§ Work to do: Pull each line holding the word "estrogeenia" from the data.

§ Provided data:
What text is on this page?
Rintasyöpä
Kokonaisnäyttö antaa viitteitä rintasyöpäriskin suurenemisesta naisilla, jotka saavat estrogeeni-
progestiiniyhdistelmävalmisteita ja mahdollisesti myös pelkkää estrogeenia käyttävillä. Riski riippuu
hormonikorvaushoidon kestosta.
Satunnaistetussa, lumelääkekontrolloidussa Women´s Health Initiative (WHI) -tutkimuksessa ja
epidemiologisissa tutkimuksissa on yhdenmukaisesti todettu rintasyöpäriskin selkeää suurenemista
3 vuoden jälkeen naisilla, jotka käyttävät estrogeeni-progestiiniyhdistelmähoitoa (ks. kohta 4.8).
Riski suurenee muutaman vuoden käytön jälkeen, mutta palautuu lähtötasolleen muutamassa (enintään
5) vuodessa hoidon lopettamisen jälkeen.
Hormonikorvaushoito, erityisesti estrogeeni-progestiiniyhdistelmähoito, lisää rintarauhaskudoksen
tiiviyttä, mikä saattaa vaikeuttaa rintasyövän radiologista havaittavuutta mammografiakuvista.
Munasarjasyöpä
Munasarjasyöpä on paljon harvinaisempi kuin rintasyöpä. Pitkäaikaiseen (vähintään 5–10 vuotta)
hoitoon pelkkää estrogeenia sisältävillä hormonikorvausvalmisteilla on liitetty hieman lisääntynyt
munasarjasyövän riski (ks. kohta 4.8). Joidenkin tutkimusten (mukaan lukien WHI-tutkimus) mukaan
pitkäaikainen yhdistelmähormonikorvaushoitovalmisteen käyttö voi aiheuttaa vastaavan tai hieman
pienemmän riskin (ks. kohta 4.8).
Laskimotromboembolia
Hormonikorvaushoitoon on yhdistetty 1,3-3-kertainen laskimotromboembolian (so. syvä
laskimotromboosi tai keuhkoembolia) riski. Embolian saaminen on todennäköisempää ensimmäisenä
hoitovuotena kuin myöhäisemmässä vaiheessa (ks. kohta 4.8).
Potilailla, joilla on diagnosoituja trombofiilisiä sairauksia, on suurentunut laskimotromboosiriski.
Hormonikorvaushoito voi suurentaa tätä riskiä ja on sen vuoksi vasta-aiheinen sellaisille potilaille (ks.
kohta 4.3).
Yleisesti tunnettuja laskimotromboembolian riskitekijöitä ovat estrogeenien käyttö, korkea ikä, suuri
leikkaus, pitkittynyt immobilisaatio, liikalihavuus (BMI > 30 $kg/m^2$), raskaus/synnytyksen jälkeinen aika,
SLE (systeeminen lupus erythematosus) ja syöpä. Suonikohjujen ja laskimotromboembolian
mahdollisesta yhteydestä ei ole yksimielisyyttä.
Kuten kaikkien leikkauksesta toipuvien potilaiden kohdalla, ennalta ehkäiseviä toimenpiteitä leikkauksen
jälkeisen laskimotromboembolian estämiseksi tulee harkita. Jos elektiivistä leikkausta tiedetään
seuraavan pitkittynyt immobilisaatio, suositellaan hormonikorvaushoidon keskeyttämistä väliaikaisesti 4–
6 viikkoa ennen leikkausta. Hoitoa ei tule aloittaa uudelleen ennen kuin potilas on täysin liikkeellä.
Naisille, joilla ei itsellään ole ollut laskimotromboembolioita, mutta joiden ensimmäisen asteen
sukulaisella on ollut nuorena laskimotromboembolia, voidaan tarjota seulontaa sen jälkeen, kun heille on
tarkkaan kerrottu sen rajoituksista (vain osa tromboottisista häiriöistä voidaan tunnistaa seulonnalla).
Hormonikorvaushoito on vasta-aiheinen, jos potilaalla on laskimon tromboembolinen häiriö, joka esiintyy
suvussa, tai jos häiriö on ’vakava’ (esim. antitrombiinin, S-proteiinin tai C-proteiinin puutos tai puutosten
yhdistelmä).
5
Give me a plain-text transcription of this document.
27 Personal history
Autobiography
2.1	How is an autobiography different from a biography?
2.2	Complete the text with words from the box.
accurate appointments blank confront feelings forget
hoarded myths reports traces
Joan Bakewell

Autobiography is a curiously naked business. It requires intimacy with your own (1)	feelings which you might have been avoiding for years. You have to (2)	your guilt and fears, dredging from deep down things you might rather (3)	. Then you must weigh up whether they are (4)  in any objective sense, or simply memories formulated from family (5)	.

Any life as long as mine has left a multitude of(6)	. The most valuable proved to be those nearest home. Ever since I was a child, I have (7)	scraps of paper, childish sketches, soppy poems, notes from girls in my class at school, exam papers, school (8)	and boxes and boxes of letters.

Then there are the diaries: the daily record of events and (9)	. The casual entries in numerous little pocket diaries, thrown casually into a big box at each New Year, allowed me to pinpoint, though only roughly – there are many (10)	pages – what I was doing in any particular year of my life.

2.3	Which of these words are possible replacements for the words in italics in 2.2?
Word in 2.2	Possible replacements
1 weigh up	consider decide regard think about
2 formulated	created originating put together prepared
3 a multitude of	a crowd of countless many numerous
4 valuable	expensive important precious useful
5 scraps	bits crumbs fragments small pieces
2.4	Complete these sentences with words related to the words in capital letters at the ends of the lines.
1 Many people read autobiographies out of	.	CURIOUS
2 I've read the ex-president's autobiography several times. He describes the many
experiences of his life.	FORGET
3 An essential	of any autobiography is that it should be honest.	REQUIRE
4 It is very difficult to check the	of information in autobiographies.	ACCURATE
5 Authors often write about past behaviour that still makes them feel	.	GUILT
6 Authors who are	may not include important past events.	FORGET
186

§ Reply:
progestiiniyhdistelmävalmisteita ja mahdollisesti myös pelkkää estrogeenia käyttävillä. Riski riippuu
hoitoon pelkkää estrogeenia sisältävillä hormonikorvausvalmisteilla on liitetty hieman lisääntynyt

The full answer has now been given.